*Provided information*:

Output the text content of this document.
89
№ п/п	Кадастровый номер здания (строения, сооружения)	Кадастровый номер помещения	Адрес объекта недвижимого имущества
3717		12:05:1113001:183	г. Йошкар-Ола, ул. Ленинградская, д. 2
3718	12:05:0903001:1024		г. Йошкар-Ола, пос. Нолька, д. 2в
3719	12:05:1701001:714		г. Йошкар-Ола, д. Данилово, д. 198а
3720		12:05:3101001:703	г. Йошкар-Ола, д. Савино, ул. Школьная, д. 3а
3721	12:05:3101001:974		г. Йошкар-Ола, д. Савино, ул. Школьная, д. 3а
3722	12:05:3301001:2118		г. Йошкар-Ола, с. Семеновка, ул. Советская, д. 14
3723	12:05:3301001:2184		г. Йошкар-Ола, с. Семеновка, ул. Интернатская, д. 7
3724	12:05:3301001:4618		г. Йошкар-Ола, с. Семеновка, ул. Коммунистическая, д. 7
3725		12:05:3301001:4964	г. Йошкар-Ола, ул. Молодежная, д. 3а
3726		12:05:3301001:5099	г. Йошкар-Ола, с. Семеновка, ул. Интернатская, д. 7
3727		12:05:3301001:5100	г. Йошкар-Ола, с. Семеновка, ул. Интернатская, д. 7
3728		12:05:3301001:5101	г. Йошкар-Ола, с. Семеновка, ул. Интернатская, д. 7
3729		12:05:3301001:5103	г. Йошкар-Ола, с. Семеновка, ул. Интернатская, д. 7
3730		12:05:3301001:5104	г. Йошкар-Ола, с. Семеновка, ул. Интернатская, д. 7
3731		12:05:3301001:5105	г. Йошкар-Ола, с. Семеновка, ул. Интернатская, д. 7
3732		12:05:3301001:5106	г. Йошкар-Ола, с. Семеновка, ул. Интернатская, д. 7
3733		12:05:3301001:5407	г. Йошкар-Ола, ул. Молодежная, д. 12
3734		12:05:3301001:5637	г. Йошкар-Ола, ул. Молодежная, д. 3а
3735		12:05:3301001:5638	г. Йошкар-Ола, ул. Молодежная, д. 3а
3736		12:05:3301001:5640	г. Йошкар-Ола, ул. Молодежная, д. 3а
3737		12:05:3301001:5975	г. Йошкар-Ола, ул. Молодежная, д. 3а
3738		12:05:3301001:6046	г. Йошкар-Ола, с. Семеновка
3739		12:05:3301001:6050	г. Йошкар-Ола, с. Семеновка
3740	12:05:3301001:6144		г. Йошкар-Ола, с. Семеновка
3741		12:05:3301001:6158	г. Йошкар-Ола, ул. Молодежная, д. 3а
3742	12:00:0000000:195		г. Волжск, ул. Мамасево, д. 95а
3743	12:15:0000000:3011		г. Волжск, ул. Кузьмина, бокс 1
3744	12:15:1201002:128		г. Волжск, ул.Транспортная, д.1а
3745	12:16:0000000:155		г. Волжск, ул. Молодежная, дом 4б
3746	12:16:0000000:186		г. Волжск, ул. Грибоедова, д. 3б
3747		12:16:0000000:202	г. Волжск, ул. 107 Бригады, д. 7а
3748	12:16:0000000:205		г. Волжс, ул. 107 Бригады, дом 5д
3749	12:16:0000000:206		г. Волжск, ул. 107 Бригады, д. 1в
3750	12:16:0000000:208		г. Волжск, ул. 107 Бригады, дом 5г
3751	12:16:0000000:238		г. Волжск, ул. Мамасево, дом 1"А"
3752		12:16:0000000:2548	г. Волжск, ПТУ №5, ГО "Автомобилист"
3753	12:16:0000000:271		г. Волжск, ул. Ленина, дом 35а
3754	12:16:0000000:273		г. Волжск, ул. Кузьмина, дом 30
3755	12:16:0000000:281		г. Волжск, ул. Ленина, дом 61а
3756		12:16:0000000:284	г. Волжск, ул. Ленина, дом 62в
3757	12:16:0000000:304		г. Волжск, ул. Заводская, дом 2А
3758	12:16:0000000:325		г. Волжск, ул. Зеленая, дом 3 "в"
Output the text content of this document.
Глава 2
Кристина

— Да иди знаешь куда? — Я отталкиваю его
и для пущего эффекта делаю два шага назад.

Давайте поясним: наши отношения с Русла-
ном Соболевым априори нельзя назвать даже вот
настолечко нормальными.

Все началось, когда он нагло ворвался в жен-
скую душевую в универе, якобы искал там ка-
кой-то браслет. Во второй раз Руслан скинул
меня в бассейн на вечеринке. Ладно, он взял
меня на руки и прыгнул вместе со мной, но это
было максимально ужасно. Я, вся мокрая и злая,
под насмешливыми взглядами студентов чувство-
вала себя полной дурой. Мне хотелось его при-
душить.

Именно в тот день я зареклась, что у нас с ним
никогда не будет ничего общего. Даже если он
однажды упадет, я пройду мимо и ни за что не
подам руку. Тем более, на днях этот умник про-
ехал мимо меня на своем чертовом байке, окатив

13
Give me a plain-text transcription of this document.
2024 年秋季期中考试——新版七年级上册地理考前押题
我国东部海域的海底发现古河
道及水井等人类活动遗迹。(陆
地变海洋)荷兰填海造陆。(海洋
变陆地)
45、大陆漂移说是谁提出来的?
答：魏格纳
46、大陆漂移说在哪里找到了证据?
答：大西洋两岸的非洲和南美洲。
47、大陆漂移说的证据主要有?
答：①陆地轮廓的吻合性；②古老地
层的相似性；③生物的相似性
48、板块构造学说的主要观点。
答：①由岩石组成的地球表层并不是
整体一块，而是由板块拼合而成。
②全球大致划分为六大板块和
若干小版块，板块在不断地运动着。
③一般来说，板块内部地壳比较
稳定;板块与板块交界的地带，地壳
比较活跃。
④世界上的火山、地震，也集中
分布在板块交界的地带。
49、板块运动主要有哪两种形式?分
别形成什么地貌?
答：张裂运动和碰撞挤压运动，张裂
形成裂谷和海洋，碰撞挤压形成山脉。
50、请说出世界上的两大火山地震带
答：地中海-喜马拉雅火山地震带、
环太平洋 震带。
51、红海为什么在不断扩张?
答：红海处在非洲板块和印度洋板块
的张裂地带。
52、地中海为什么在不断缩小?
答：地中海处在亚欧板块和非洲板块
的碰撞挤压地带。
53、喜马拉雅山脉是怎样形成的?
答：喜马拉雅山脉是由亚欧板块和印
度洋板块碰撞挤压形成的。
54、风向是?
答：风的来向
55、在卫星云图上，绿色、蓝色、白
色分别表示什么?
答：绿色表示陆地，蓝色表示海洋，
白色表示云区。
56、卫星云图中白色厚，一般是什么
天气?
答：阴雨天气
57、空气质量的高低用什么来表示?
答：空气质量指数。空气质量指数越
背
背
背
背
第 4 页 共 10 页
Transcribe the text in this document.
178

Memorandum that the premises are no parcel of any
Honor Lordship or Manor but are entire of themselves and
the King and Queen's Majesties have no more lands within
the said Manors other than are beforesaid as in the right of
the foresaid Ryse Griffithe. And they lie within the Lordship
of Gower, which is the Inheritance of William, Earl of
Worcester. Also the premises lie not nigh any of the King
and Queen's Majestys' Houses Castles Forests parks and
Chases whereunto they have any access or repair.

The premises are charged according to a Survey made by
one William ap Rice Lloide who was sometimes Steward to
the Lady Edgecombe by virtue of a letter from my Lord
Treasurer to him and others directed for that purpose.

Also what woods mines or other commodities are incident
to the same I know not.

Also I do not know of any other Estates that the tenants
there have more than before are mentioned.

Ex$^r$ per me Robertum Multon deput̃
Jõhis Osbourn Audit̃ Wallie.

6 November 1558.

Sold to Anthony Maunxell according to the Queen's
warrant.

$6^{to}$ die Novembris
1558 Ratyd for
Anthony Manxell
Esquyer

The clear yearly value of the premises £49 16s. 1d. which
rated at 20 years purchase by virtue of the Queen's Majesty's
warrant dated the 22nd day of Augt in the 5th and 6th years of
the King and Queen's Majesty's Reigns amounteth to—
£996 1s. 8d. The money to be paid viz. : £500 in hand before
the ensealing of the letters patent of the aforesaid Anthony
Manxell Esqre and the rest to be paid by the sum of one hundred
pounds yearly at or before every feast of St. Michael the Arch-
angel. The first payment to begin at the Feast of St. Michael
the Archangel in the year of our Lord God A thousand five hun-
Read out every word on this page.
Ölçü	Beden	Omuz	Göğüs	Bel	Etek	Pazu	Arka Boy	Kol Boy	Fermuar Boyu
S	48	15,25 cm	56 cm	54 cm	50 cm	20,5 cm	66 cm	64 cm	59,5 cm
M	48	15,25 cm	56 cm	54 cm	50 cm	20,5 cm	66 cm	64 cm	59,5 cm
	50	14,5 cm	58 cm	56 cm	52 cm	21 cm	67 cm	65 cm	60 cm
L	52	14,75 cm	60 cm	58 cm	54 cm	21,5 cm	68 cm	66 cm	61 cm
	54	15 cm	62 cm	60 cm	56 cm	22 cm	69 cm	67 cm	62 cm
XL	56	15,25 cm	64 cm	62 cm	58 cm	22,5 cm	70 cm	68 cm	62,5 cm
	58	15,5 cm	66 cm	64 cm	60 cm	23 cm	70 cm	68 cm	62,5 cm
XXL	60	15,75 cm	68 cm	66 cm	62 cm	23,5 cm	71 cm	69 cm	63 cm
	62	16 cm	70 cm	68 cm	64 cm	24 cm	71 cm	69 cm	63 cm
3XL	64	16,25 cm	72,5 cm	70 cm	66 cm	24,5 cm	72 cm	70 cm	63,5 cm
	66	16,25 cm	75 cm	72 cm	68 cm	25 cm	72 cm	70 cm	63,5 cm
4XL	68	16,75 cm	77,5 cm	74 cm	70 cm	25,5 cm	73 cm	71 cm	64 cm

*Exercise description*: Read the entries and show each line that mentions "Бригады".

*Exercise solution*:
3747		12:16:0000000:202	г. Волжск, ул. 107 Бригады, д. 7а
3748	12:16:0000000:205		г. Волжс, ул. 107 Бригады, дом 5д
3749	12:16:0000000:206		г. Волжск, ул. 107 Бригады, д. 1в
3750	12:16:0000000:208		г. Волжск, ул. 107 Бригады, дом 5г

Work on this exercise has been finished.